> _Written exercise_
Write out each line from the data below that includes the word "династии".

> _Raw records_
################

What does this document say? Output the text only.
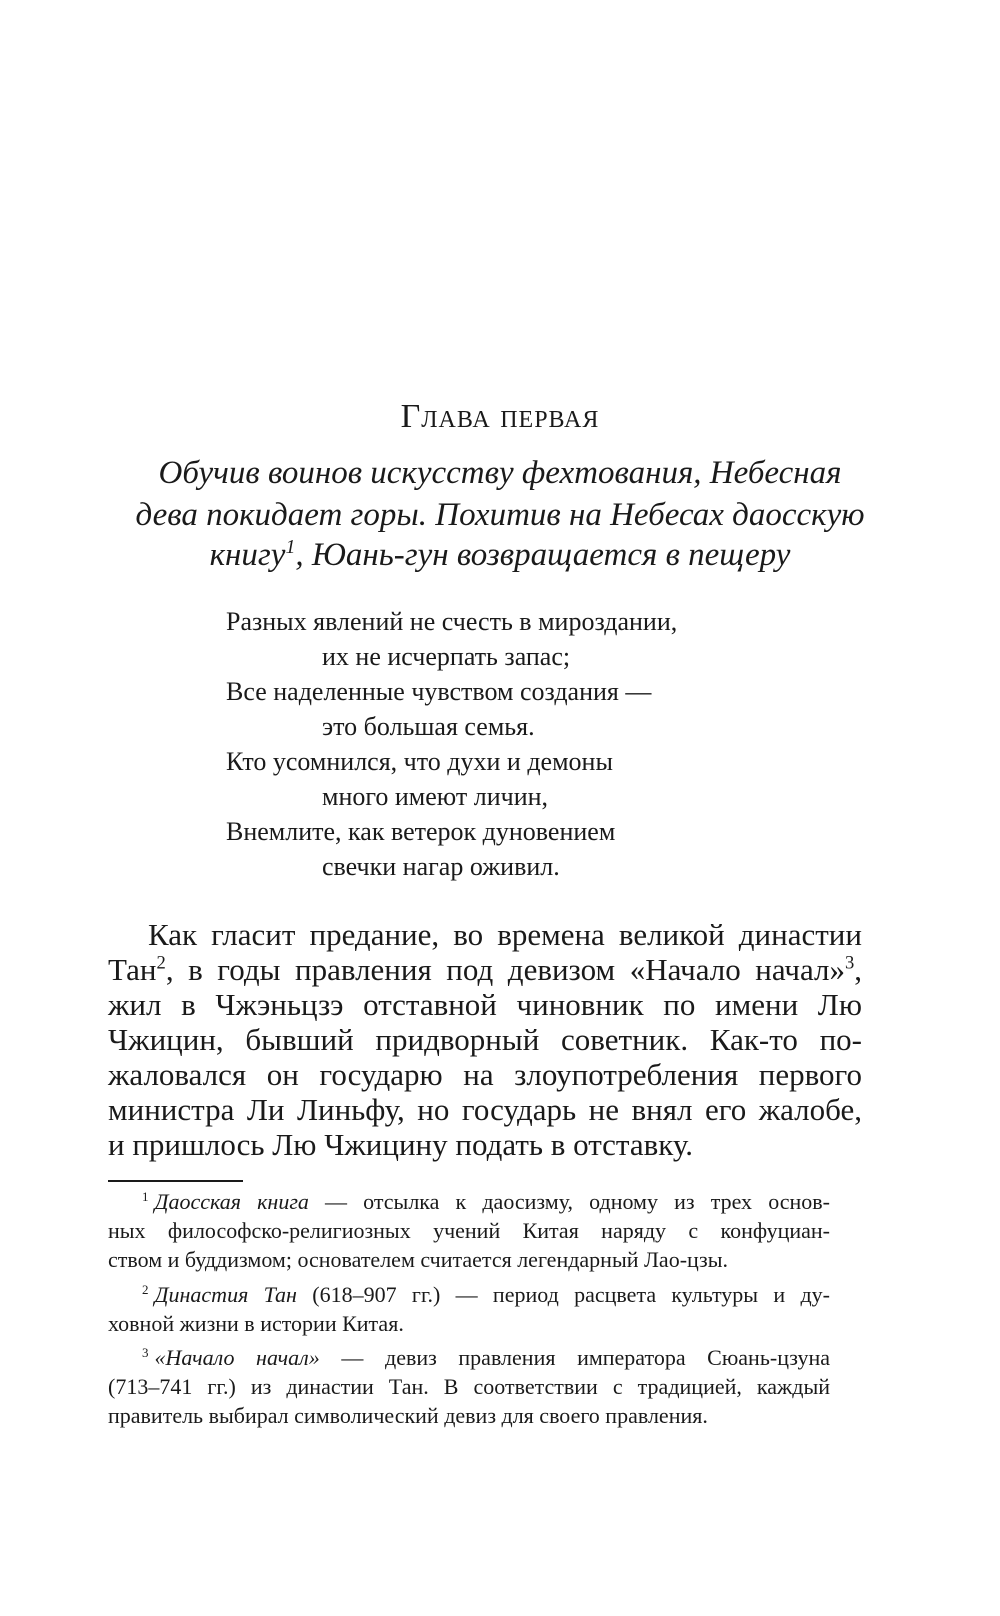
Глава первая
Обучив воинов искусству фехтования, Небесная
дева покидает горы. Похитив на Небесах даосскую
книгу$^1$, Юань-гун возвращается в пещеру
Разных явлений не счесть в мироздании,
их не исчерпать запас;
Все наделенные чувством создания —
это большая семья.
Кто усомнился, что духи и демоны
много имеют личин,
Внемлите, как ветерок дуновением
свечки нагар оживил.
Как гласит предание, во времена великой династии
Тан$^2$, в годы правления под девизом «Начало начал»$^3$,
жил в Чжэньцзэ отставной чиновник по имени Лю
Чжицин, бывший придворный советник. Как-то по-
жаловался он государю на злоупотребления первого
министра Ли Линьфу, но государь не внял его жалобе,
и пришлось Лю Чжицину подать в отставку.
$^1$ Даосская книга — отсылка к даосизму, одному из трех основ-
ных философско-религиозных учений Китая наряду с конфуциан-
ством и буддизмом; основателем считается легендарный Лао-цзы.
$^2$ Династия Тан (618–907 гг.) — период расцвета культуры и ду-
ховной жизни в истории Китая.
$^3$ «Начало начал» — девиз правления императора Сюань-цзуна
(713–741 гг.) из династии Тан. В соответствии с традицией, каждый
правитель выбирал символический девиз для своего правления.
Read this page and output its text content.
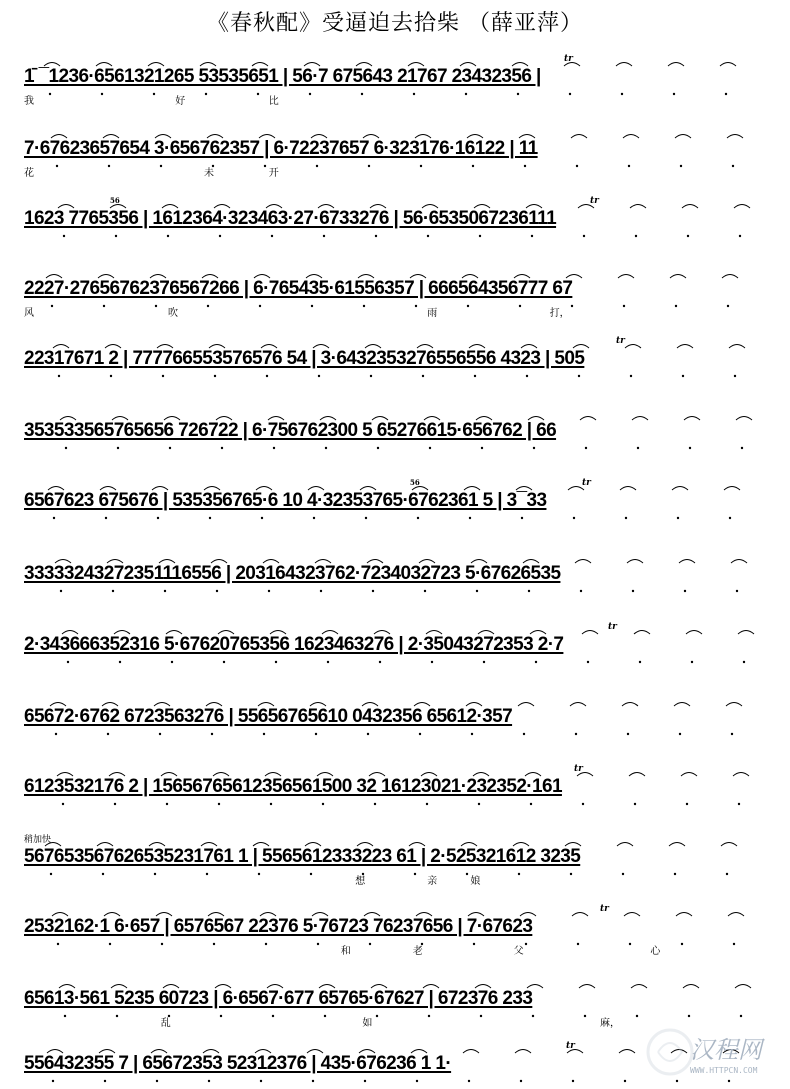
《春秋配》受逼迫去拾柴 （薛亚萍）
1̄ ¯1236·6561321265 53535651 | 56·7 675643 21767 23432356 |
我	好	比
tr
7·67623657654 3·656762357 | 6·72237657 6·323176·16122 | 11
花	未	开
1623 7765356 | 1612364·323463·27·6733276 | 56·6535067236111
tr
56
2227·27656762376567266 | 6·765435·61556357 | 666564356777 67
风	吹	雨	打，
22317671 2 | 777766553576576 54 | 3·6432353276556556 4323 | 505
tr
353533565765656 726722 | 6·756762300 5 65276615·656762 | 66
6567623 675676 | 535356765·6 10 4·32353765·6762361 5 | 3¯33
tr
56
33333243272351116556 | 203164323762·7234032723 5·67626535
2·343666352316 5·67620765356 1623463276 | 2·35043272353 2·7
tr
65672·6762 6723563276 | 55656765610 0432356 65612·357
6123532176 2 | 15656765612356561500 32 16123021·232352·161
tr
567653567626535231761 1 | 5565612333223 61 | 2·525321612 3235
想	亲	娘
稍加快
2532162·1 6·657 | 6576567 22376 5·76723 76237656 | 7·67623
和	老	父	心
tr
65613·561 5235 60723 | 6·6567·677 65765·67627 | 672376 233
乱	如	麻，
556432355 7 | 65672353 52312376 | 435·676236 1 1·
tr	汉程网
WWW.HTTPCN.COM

################

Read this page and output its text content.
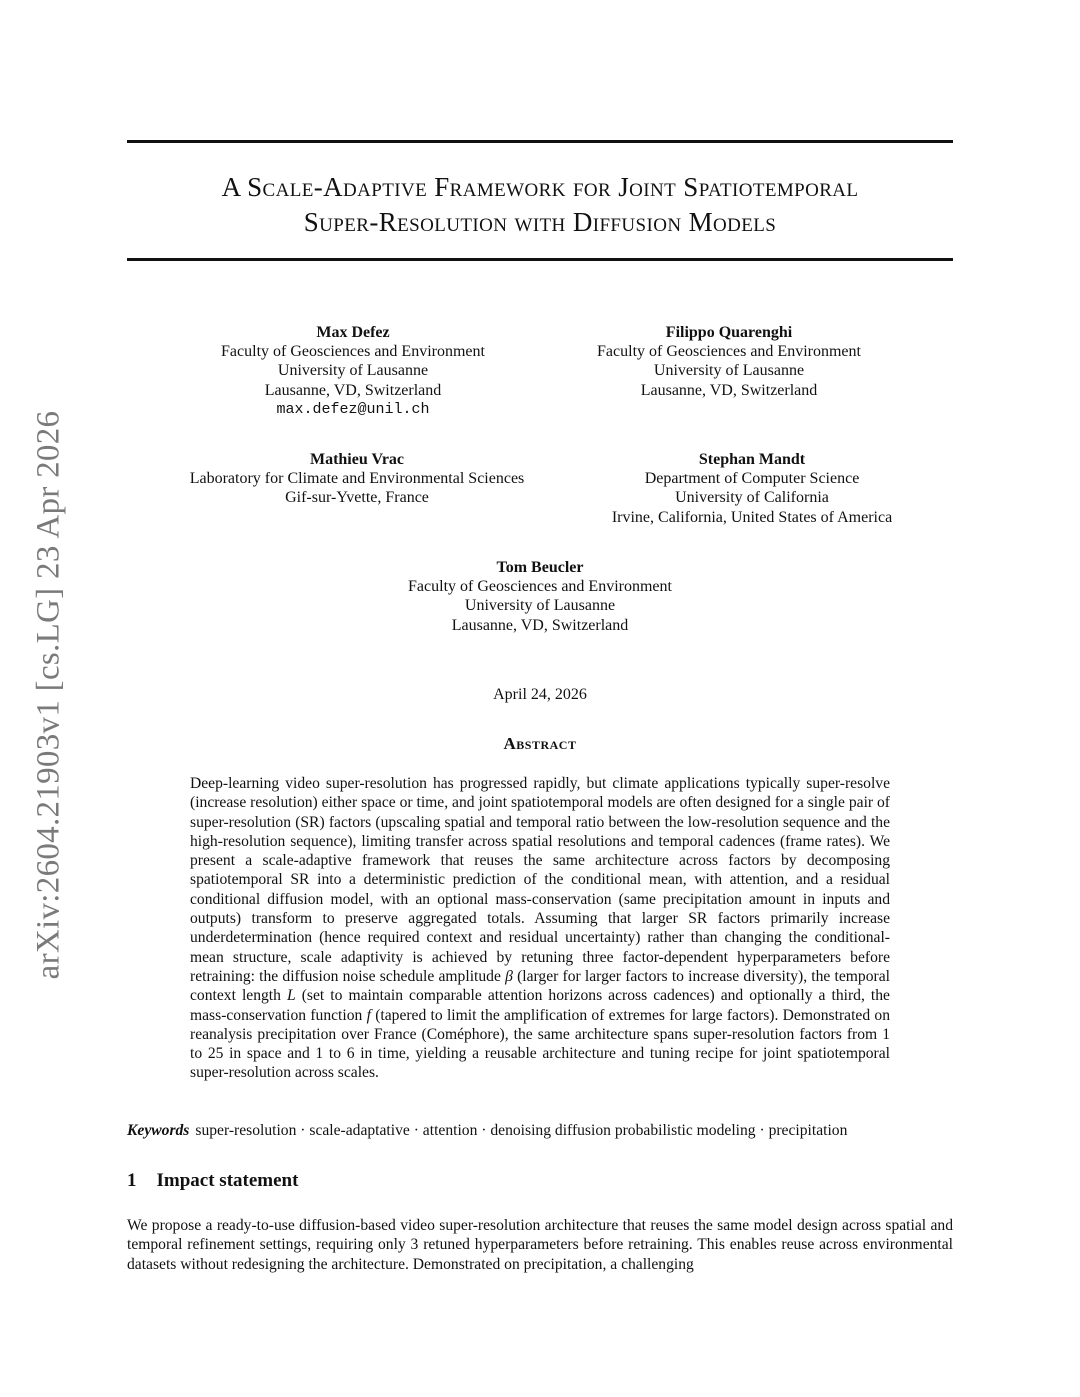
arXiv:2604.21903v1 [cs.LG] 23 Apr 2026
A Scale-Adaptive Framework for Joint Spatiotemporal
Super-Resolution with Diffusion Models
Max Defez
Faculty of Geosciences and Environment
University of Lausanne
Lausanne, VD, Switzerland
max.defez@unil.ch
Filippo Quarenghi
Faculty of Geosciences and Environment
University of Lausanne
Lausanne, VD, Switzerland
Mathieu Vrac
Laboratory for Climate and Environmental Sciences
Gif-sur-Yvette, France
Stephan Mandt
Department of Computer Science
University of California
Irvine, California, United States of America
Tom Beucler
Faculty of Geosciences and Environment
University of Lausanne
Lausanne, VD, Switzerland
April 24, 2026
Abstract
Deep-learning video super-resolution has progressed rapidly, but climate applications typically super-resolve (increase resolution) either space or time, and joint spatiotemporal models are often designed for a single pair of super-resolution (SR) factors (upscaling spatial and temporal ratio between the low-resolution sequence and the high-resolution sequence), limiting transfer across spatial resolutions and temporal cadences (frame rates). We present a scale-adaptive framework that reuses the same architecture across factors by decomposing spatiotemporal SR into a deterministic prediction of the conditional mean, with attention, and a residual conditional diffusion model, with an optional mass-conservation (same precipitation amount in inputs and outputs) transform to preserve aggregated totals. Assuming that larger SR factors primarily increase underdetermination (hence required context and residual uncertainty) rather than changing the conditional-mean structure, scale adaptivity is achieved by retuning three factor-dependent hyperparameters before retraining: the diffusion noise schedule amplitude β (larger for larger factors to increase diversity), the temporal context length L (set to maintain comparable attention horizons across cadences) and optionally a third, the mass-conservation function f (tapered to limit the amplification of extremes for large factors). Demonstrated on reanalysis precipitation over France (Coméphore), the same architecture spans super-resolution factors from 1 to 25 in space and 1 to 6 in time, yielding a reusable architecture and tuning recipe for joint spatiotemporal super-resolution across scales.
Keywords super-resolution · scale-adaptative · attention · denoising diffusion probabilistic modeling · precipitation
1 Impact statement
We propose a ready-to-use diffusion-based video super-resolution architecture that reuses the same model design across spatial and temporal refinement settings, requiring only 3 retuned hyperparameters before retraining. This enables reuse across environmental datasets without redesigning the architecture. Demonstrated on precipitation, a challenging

################

> _Problem solution_
Как гласит предание, во времена великой династии
(713–741 гг.) из династии Тан. В соответствии с традицией, каждый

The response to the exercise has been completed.